Exercises to complete.
**A)** In the mailing-list message about Spread and the system clock, what does Spread currently use for all of its time-based calculations?
**B)** Carry on the mailing-list message about Spread and the system clock, starting right after its last sentence.

══ Text block ══

[Spread-users] Should I dare touch the clock?
drago.krznaric at se.transport.bombardier.com
drago.krznaric at se.transport.bombardier.com
Mon May 11 04:18:18 EDT 2009
Thanky you for prompt reply. If I would like to try to use the monotonic
clock, do you know if there
is some test suite I could use to see that things work after the change?
Please consider the environment before you print / Merci de penser à
l'environnement avant d'imprimer / Tänk på miljön innan du skriver ut
John Schultz <jschultz at spreadconcepts.com>
2009-05-08 17:50
To
Drago Krznaric/SE/Transport/Bombardier at TRANSPORT
cc
spread-users at lists.spread.org
Subject
Re: [Spread-users] Should I dare touch the clock?
Spread currently uses the wall clock time for all of its time based
calculations. If you only move the clock a little, then you probably
won't have any issues, although I'm not 100% sure. If you drastically
jump the clock forward, then I can see major issues as suddenly the
already scheduled timeouts will take forever to fire. If you drastically
jump the clock backwards, then a lot of timeouts will fire prematurely,
which might cause a spurious partition or something, but the system would
probably then return to normal operations immediately thereafter.
The events system definitely should be moved over to using a monotonic
clock on whatever platforms such a service is available. We would like to
do this sometime in the future, but if you experiment with it and get
something to work and want to contribute it back, then that would be
great.

═══
══ Exercise data ══

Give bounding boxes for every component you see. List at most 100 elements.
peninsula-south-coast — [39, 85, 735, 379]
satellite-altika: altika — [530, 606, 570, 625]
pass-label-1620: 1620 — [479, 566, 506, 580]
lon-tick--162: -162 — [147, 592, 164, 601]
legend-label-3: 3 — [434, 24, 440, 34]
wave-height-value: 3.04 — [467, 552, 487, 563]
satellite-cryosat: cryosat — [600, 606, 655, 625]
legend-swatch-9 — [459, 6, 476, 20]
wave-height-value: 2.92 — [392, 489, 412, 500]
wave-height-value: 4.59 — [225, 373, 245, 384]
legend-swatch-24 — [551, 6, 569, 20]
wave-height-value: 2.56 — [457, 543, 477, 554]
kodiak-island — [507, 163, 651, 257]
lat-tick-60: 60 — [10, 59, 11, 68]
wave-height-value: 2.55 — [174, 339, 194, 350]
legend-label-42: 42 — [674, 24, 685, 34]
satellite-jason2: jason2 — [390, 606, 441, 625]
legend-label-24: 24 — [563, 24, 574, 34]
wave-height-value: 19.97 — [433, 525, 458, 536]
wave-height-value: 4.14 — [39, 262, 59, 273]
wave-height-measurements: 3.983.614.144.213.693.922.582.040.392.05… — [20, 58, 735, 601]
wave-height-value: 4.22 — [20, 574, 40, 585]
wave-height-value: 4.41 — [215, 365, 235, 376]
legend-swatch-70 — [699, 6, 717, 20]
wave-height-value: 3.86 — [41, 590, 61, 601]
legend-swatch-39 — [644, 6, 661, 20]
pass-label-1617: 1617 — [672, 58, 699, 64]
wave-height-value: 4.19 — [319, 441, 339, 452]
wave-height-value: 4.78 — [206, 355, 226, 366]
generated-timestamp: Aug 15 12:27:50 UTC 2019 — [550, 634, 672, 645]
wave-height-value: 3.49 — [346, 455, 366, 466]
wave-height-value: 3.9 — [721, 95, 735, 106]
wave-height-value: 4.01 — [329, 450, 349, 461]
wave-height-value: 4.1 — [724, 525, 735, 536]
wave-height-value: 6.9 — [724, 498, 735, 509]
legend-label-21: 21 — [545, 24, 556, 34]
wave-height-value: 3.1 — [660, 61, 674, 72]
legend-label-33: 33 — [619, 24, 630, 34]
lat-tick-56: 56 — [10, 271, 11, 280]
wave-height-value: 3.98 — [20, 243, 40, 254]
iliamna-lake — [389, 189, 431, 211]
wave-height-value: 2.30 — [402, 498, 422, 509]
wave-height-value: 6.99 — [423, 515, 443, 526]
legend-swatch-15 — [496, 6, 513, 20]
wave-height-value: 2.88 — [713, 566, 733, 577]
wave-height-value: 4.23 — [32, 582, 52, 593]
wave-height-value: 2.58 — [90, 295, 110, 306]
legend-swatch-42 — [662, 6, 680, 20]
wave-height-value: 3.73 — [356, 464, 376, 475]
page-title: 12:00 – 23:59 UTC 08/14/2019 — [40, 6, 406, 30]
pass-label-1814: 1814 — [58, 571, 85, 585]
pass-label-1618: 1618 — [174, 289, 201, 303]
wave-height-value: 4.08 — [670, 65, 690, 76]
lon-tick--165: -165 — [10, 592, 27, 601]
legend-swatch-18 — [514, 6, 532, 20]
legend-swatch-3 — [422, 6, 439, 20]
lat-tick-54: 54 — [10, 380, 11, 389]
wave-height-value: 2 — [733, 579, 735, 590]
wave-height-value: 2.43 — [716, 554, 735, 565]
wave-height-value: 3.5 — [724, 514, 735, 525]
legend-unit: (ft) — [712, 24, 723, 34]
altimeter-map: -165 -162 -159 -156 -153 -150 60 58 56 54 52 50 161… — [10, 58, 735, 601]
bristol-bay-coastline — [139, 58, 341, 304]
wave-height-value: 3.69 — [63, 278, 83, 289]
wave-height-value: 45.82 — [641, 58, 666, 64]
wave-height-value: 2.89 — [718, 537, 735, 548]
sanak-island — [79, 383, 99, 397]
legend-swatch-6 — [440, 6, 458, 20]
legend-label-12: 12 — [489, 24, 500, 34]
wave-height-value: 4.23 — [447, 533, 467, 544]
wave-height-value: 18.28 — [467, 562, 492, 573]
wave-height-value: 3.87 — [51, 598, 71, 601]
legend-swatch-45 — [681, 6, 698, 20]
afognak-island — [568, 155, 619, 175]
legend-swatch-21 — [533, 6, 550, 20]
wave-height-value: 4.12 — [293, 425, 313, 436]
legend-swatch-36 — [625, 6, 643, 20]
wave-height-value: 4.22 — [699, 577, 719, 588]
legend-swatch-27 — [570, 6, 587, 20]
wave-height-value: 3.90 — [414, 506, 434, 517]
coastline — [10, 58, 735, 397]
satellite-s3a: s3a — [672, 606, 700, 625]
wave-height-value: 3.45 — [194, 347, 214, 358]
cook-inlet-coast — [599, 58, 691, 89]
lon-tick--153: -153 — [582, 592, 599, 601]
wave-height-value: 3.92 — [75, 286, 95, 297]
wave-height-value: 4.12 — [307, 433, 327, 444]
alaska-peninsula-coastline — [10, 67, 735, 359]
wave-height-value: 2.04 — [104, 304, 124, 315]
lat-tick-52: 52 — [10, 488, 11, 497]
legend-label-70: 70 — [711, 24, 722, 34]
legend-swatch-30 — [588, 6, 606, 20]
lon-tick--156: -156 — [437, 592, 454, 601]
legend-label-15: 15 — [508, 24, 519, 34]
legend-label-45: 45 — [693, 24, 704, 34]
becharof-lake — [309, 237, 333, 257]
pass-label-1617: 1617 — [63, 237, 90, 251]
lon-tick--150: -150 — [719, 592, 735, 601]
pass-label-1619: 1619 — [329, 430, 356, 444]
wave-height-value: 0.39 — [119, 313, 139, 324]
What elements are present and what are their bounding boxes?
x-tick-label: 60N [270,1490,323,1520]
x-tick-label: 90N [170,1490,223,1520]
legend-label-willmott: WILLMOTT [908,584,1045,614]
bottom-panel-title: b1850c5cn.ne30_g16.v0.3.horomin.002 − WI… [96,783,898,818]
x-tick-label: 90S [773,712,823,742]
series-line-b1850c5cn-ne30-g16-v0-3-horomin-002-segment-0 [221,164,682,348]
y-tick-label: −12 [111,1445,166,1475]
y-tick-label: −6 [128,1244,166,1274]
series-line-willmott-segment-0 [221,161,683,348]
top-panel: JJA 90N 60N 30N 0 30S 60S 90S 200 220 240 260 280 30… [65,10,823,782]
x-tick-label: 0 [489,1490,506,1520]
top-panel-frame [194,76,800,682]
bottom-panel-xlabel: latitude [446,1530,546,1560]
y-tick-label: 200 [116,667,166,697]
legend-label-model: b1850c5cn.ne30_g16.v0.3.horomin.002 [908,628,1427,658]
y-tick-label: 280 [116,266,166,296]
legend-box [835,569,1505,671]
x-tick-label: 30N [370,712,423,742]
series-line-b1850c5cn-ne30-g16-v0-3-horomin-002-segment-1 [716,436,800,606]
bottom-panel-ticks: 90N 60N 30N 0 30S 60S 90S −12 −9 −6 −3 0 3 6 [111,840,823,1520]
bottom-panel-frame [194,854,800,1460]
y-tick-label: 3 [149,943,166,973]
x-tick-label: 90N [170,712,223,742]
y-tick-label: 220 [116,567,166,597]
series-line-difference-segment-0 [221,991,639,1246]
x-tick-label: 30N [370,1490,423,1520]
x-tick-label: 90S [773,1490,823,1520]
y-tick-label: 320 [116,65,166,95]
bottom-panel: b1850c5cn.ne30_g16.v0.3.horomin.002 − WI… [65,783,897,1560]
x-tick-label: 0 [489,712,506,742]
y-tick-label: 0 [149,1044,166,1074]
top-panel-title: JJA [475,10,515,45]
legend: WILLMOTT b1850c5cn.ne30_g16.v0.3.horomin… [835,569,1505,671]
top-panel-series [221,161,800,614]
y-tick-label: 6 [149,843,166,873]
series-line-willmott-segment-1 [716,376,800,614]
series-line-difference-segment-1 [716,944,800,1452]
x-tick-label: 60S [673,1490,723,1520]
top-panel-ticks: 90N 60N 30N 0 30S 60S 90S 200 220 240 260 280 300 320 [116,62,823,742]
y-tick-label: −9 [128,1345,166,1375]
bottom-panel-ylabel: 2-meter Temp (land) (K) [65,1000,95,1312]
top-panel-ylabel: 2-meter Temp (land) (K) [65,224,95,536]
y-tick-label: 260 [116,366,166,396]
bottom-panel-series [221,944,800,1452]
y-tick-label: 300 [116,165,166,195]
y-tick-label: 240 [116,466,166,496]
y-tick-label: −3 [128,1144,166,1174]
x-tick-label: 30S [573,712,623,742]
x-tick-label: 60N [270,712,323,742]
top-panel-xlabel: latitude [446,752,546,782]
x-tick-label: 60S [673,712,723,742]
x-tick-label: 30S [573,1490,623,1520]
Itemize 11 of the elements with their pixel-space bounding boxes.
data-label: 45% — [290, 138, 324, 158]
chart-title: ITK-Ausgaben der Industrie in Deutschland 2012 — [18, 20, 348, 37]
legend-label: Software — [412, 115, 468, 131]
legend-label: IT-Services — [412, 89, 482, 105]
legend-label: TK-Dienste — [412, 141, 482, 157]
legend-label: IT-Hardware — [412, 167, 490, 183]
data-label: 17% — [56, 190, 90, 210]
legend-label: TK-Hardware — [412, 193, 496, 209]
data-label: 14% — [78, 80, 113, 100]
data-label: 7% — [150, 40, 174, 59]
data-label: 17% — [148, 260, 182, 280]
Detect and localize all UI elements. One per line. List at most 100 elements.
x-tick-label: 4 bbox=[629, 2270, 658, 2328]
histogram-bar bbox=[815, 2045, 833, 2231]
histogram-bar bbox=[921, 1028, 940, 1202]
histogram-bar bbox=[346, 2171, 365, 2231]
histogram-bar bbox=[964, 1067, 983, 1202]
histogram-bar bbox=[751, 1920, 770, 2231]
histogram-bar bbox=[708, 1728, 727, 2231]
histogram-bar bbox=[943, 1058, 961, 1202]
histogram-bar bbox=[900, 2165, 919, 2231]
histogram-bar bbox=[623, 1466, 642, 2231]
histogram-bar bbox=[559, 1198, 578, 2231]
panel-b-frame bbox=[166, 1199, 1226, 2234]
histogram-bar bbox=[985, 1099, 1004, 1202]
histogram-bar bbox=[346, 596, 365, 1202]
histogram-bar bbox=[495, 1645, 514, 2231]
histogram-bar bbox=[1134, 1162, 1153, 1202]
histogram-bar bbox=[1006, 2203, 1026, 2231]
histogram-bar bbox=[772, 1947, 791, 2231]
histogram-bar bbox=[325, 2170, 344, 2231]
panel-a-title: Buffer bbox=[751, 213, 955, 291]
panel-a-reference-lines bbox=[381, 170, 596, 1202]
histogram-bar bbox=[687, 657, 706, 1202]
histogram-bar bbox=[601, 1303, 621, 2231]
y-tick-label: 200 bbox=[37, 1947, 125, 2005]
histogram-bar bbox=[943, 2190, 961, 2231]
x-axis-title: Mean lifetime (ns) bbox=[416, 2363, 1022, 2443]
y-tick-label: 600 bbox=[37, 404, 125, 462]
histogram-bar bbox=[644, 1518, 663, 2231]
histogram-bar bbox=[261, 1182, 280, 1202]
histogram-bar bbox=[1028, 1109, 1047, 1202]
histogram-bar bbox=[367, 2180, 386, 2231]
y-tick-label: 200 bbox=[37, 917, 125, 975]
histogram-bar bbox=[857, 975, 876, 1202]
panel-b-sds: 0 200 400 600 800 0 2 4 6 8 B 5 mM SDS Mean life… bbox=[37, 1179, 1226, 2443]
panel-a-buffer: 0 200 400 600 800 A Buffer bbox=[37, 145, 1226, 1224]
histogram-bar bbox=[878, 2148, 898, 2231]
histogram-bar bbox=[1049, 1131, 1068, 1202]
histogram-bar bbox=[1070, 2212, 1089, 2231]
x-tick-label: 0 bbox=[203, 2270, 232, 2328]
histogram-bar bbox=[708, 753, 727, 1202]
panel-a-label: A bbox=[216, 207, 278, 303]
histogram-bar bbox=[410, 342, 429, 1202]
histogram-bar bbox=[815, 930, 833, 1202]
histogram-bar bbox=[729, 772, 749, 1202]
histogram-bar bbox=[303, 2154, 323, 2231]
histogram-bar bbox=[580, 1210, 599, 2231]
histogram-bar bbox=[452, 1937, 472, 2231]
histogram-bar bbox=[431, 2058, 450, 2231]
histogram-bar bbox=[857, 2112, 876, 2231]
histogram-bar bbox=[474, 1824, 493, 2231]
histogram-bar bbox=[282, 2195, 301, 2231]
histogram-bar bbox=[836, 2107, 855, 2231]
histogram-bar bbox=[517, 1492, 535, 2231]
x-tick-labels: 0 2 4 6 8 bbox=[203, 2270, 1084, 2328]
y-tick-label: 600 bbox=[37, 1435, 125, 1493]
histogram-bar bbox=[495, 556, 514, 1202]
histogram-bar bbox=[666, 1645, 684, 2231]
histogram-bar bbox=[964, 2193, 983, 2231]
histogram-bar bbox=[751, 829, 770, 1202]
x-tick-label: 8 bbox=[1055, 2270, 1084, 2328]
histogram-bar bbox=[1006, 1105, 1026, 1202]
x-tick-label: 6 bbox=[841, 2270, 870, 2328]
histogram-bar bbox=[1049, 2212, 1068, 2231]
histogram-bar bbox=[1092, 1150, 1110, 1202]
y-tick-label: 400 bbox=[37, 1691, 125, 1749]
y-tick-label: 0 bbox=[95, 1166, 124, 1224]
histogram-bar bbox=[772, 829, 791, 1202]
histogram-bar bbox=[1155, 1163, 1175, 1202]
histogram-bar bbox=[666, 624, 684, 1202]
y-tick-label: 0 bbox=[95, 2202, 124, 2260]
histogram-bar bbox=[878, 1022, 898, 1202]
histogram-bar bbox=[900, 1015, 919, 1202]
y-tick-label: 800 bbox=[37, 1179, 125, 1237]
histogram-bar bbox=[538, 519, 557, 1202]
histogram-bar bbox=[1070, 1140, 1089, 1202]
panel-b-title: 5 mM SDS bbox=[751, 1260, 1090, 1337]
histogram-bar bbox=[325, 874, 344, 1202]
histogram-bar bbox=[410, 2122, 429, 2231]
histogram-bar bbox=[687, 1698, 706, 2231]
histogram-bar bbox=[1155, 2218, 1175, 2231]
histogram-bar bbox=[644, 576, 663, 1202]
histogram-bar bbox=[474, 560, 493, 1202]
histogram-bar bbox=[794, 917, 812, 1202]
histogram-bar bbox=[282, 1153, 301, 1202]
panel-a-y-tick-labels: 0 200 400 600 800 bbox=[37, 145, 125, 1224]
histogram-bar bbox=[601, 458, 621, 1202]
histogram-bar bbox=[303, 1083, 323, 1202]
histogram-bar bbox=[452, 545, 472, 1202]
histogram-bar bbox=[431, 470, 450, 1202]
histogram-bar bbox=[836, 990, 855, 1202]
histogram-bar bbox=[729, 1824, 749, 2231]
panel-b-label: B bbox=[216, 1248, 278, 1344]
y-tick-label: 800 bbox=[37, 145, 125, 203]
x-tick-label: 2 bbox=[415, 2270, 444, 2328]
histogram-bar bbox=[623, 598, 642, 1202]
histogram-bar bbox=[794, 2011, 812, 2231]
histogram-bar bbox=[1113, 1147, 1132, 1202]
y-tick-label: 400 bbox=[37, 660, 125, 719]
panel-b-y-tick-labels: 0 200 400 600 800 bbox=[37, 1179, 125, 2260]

═══

Results of the tasks.
**A)** The wall clock time.

**B)**
Cheers!
John
---
John Lane Schultz
Spread Concepts LLC
Phn: 443 838 2200
Fax: 301 560 8875
Friday, May 8, 2009, 11:19:23 AM, you wrote:
>
Hi,
I have a single spread daemon and a bunch of programs communicating via
spread messages
through this daemon. All programs and the daemon are running on the same
machine.
>From previous mails on this list, I know that people have had problems
with message
delivery when they have changed the clock, via settimeofday and even NTP.
But I'm not sure if this can only occur when there are multiple daemons or
if it can happen
in my case too. Browsing through the code in events.c, it looks as it
could happen in my case
too, although the probability is perhaps small.
Has someone a testprogram/argument proving that this is either true or
false?
I'm thinking about changing the gettimeofday call in E_get_time to
something that is not
affected by some external source setting the time, for example,
clock_gettime(CLOCK_MONOTONIC).
Has someone done something similar before?